**Objective**:
Pull out all lines from the listing below in which the word "少年传承中华传统美德" appears.

* start *

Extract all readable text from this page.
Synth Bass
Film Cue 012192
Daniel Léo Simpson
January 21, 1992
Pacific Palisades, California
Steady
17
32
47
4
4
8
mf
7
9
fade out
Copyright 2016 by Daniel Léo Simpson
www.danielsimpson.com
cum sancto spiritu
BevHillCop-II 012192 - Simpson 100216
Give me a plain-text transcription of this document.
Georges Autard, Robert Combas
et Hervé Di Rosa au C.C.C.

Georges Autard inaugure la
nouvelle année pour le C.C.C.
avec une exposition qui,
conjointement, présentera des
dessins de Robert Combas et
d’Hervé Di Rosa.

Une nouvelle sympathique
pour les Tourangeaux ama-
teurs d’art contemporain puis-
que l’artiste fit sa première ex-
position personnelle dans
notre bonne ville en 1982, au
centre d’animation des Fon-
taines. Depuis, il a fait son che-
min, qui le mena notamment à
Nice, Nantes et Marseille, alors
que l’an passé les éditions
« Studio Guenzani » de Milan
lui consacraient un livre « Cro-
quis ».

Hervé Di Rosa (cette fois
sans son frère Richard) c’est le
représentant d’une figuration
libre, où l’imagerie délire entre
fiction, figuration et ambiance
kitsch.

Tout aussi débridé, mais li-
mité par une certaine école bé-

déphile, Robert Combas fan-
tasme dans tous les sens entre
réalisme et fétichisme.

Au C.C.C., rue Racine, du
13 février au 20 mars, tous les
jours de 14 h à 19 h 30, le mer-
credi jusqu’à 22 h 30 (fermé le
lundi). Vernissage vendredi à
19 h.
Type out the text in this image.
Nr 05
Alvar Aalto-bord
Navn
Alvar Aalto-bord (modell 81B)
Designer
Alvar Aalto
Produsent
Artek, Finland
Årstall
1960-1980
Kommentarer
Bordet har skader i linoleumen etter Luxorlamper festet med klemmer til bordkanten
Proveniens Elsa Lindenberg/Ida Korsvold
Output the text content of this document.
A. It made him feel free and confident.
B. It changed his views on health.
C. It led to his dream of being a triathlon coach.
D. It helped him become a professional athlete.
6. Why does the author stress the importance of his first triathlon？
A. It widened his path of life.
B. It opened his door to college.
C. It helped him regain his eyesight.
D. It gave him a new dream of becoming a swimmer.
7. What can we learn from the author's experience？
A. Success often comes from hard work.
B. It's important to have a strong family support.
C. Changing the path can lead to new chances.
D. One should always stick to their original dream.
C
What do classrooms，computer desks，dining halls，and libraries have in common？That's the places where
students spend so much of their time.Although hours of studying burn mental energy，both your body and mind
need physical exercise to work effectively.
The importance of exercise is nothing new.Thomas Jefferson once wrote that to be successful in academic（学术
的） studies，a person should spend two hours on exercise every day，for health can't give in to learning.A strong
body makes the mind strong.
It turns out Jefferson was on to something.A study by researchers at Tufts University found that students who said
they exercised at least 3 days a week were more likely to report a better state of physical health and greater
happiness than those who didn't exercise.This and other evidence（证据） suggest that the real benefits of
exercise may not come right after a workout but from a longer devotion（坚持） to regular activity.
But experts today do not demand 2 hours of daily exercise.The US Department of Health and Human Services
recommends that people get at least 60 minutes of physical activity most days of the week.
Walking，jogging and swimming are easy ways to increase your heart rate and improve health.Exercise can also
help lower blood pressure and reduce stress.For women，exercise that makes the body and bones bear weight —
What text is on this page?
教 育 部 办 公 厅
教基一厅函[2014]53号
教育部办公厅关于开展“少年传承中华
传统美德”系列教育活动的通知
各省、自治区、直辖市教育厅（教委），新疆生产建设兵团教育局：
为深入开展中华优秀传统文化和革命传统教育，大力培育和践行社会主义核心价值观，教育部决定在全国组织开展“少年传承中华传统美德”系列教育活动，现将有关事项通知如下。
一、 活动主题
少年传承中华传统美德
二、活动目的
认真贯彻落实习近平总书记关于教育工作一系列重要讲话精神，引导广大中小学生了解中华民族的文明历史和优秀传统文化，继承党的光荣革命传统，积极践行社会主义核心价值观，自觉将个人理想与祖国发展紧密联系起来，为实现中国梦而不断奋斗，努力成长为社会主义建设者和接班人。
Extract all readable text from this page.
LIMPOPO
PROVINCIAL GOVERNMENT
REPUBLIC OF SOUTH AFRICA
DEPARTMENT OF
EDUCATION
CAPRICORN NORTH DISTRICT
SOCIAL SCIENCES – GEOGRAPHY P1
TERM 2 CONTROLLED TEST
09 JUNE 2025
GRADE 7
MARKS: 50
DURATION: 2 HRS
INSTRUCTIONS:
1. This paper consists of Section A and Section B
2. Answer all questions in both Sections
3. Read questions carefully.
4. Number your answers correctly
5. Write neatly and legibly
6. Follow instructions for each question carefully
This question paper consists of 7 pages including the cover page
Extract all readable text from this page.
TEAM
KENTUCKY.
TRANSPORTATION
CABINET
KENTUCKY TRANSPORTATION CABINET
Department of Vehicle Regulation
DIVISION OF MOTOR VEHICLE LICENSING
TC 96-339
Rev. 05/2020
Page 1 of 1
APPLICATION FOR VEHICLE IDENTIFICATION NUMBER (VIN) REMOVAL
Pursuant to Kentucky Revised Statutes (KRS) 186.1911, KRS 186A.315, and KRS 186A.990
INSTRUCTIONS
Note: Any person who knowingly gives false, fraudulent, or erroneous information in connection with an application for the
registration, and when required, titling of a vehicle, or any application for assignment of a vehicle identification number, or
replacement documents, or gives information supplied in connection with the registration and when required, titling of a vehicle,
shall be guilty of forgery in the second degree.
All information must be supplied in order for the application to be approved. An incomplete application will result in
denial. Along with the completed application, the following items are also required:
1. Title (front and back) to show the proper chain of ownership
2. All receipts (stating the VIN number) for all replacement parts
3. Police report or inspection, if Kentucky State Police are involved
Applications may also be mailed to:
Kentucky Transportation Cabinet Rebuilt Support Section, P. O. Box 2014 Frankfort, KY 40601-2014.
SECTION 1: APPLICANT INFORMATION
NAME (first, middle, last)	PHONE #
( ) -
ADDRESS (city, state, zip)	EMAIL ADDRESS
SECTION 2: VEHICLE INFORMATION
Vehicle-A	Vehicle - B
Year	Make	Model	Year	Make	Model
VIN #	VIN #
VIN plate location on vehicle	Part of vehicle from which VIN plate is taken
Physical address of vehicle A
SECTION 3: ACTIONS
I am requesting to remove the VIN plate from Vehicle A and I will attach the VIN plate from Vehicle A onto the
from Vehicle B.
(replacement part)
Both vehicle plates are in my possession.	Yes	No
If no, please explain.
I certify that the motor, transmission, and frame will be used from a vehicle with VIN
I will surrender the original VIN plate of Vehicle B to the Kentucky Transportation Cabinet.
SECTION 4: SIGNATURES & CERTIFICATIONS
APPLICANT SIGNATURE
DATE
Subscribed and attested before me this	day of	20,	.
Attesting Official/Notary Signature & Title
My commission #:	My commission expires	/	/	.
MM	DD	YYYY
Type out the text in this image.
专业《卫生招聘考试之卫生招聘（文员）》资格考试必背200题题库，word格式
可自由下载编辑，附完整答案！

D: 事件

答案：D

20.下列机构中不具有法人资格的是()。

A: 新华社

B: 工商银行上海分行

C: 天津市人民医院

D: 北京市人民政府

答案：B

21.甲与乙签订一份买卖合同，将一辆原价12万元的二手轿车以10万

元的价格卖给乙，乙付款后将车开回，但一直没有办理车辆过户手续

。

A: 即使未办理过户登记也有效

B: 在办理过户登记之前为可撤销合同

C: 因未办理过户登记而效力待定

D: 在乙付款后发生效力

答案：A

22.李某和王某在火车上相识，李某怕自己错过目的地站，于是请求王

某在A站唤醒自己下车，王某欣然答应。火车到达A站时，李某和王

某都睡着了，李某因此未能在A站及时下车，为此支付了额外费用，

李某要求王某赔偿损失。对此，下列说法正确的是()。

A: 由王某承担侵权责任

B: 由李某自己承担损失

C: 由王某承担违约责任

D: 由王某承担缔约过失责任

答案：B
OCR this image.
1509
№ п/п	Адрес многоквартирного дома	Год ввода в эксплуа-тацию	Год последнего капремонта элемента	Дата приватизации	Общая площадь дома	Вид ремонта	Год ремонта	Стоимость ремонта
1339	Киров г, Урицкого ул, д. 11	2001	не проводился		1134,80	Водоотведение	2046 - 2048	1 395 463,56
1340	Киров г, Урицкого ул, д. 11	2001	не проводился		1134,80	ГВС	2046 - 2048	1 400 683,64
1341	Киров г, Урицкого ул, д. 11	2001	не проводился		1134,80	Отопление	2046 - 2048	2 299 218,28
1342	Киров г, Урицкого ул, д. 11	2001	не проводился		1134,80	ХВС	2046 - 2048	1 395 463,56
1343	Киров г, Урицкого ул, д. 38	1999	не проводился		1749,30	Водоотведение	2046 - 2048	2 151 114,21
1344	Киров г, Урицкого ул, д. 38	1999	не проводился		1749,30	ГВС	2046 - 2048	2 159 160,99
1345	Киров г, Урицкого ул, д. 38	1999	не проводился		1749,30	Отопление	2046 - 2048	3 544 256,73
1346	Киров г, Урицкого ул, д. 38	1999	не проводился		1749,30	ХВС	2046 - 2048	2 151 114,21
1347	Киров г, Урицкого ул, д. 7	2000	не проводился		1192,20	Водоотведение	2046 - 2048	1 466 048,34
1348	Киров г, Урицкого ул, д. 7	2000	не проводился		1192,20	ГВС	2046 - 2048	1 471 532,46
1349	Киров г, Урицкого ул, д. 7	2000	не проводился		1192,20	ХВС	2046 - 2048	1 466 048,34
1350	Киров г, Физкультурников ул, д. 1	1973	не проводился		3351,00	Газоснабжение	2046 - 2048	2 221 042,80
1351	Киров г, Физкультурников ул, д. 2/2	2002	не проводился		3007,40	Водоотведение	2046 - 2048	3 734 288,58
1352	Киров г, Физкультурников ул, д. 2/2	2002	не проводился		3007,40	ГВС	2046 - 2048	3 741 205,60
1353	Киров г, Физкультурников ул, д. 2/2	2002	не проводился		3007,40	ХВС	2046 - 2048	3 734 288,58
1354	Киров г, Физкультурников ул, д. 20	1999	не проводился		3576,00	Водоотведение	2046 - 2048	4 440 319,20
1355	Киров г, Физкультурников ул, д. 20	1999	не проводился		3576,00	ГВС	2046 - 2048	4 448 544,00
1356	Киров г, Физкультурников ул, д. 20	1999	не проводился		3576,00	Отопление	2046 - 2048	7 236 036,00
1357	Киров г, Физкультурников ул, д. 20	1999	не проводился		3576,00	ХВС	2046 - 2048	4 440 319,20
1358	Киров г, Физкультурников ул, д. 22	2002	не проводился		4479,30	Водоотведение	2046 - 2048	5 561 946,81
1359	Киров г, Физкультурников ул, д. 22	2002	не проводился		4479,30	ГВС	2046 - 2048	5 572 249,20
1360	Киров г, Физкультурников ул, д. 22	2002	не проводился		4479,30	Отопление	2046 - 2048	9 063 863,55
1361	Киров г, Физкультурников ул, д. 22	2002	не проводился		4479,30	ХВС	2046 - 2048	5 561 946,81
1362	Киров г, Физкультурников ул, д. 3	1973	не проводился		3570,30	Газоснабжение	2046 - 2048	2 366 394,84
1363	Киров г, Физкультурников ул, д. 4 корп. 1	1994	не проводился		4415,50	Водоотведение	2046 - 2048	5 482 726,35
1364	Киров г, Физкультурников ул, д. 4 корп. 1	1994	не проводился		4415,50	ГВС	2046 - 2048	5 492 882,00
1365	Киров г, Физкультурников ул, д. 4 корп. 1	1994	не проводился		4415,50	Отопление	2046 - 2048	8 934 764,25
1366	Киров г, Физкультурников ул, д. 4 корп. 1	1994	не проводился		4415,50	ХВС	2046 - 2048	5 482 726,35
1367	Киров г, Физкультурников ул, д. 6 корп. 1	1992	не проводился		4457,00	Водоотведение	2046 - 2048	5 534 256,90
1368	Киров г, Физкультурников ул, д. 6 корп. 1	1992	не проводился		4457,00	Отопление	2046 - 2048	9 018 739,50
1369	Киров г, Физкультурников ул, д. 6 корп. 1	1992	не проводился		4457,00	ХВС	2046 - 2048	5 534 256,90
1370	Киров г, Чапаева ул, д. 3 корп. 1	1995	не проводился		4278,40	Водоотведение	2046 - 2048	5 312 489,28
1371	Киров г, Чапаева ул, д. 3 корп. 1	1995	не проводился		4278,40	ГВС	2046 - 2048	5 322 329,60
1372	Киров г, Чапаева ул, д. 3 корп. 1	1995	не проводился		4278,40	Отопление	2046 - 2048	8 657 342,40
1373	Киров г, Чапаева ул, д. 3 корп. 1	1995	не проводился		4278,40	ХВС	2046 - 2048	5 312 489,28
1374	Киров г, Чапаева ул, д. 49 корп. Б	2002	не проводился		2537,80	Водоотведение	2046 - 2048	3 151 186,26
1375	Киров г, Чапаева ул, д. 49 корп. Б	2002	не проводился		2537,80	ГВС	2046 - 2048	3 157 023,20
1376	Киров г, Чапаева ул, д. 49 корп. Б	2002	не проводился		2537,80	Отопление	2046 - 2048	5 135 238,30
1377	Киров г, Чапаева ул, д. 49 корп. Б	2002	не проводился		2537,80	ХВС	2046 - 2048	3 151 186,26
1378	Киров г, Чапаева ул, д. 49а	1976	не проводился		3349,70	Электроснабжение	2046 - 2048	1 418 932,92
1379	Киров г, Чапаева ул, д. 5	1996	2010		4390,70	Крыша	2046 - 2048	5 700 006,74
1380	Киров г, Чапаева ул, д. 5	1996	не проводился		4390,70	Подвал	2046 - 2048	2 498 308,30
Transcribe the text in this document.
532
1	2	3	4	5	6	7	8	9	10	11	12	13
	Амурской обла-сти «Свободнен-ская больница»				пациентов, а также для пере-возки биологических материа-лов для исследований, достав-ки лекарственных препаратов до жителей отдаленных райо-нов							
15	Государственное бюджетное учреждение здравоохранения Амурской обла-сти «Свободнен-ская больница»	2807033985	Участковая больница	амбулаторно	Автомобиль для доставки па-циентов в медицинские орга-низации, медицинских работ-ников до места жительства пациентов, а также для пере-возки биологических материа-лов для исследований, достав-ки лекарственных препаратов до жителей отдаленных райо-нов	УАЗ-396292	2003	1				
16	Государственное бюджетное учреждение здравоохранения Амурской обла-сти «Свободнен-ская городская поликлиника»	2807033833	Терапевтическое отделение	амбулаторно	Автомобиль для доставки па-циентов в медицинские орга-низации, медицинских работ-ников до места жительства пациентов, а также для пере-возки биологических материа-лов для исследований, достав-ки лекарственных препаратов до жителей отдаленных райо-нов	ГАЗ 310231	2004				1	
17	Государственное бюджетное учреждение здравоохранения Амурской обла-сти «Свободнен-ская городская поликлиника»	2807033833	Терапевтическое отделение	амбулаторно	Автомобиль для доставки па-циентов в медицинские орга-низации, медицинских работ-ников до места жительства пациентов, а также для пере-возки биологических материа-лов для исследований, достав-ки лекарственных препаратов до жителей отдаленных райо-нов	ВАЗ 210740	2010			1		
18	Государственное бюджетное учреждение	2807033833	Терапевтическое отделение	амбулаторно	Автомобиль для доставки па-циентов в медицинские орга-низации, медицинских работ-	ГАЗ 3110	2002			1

* end *

**Finished answer**:
为深入开展中华优秀传统文化和革命传统教育，大力培育和践行社会主义核心价值观，教育部决定在全国组织开展“少年传承中华传统美德”系列教育活动，现将有关事项通知如下。
少年传承中华传统美德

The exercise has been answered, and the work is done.